What you should do: Count the lines below that contain the word "Risks", and reply with that number alone.

Source records:
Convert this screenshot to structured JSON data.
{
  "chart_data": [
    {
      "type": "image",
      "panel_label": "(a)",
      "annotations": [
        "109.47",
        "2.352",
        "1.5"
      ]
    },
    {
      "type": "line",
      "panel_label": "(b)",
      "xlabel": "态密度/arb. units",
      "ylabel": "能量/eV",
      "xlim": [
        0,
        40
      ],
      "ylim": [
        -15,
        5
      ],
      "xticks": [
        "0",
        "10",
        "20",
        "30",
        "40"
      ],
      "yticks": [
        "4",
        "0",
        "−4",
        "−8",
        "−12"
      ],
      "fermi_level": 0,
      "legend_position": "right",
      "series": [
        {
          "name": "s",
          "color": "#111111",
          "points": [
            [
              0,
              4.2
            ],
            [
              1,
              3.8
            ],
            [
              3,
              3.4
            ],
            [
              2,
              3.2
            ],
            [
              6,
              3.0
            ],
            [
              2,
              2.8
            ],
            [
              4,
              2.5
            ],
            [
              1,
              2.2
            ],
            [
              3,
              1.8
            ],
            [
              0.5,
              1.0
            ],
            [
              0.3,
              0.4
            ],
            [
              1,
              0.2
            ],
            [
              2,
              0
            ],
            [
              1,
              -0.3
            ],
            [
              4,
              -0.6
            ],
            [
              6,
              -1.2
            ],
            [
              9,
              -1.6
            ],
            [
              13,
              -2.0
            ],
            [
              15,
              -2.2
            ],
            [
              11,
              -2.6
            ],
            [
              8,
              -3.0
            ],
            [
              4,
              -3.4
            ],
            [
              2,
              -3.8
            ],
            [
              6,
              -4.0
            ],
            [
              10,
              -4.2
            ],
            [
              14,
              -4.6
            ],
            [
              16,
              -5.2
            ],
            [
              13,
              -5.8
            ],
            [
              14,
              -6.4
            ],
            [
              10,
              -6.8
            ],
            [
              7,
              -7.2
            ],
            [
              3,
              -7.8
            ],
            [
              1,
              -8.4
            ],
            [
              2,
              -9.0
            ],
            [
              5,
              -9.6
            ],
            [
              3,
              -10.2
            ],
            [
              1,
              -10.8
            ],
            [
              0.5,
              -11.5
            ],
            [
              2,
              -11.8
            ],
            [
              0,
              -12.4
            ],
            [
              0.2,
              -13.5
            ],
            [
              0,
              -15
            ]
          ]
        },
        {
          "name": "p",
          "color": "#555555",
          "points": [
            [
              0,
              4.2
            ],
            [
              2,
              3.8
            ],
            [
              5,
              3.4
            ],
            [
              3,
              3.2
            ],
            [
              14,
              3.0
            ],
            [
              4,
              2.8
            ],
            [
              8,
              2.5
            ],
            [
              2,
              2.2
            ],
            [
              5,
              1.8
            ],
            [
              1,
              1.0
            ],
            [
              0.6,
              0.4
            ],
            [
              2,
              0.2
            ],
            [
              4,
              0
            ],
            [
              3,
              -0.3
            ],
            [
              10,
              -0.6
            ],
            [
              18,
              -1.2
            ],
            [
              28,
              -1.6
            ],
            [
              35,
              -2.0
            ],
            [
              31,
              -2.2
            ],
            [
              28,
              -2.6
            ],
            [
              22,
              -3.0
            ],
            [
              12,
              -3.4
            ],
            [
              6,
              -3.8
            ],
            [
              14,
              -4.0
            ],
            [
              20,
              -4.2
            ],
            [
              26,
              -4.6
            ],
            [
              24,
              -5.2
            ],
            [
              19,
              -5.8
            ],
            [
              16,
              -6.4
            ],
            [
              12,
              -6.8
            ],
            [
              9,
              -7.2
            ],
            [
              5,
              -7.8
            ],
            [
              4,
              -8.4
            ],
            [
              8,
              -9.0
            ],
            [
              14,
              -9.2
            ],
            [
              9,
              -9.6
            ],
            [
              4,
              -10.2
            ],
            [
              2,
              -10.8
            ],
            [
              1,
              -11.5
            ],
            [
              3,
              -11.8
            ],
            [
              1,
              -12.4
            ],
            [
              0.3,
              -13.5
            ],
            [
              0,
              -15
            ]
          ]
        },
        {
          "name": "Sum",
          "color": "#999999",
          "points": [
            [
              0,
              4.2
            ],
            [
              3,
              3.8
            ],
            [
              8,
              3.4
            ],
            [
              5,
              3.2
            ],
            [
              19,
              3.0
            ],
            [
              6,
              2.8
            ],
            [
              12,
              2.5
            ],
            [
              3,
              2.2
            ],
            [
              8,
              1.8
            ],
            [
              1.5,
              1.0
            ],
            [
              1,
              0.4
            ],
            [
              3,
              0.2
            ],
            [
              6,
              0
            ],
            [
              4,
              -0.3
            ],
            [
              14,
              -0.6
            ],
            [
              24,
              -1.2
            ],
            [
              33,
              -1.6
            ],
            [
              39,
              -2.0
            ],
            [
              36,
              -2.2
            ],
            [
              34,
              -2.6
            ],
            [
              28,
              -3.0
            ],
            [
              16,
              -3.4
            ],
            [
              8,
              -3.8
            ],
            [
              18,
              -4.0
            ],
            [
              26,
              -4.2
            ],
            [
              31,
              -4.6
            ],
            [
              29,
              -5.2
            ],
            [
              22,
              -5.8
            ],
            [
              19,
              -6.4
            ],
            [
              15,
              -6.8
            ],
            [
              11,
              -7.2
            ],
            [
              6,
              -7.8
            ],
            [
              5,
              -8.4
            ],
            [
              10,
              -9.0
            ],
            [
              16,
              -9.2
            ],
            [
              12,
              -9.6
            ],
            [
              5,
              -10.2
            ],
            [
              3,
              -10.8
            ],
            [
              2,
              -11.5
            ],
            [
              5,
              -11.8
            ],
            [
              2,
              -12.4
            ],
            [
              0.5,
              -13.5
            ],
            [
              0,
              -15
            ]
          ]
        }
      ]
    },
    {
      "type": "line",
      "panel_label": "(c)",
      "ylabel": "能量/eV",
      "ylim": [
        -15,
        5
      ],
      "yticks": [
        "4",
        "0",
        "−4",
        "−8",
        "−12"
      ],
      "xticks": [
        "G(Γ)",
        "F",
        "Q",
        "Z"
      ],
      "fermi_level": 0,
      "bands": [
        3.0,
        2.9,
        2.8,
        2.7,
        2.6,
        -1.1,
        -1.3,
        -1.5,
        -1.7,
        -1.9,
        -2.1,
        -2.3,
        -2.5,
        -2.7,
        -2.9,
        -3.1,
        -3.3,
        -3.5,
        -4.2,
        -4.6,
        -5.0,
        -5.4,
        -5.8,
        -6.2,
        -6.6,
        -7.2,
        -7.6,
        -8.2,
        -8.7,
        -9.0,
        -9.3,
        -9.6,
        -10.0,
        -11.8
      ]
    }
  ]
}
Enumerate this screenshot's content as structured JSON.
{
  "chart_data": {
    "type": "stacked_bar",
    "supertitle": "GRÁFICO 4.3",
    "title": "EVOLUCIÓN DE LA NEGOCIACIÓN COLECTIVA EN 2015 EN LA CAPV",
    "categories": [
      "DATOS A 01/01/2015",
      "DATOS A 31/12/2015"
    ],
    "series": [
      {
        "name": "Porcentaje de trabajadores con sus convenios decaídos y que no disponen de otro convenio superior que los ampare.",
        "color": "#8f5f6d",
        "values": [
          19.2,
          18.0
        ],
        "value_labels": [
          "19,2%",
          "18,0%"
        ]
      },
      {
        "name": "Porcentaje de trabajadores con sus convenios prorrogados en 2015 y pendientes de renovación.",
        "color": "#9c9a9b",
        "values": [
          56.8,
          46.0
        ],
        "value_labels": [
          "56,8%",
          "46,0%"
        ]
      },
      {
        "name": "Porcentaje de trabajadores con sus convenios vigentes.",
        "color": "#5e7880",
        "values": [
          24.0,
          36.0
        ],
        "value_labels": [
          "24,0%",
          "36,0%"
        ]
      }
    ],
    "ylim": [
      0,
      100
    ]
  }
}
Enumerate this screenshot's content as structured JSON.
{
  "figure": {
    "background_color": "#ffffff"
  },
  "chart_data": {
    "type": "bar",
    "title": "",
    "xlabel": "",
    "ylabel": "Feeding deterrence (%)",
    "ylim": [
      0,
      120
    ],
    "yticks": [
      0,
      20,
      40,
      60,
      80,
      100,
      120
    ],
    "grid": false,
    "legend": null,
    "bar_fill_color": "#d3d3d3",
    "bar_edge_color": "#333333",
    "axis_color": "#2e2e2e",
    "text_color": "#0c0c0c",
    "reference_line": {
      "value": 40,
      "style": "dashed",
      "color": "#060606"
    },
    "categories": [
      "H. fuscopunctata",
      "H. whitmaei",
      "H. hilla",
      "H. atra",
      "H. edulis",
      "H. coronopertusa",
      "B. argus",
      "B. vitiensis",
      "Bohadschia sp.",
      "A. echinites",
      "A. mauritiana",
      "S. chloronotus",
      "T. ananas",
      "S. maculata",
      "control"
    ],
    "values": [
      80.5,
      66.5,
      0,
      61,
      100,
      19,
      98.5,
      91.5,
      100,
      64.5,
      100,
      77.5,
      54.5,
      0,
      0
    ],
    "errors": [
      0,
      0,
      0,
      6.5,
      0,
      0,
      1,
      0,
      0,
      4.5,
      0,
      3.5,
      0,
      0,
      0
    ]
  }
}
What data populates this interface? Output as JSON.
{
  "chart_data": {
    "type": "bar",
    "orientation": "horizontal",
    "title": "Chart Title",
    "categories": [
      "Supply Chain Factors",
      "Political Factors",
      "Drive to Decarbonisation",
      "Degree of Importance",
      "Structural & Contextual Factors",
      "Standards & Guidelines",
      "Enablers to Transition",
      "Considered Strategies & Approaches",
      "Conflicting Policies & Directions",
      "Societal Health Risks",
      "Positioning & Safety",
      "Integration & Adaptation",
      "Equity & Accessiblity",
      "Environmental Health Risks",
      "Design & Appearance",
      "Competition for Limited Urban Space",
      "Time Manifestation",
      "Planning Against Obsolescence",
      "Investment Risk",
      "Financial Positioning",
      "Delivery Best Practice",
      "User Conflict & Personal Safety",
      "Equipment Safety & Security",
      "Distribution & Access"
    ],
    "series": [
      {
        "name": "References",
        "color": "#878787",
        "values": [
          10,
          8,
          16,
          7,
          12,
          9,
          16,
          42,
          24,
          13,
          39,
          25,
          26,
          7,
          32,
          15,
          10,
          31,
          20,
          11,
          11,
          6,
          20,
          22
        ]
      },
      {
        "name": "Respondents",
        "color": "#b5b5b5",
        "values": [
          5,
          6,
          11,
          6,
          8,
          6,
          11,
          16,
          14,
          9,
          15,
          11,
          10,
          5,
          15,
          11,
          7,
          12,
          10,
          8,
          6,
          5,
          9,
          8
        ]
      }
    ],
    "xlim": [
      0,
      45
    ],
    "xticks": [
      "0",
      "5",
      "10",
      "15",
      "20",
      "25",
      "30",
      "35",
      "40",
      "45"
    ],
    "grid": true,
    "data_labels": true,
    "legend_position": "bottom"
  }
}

Solution: 2